(WORK TO BE COMPLETED): Gather the lines below that include the string "latency", copying each in full.

(DATASET EXTRACT):
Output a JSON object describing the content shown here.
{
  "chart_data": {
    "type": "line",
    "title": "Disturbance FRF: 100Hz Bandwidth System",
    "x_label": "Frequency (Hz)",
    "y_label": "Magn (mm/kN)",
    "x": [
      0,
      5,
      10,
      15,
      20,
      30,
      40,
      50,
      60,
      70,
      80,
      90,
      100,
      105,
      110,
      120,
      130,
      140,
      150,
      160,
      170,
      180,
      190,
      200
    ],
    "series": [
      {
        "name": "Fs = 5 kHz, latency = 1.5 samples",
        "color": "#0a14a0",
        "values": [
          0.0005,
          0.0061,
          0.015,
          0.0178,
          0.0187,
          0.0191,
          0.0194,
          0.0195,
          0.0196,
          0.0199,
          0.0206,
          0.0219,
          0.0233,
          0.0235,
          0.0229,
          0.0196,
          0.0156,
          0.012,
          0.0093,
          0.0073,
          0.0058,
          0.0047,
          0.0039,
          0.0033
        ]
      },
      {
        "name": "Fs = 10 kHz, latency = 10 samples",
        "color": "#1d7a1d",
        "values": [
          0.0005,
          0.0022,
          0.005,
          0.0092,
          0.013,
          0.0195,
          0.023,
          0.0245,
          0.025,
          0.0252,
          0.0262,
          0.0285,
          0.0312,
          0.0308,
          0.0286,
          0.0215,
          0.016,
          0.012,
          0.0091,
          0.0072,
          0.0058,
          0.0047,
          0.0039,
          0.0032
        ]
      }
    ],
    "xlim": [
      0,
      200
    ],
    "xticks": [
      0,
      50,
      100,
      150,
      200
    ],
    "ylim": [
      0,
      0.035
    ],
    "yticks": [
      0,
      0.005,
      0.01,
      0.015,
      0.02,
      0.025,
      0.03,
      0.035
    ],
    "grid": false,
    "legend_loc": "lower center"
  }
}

(ANSWER TO THE PROBLEM):
        "name": "Fs = 5 kHz, latency = 1.5 samples",
        "name": "Fs = 10 kHz, latency = 10 samples",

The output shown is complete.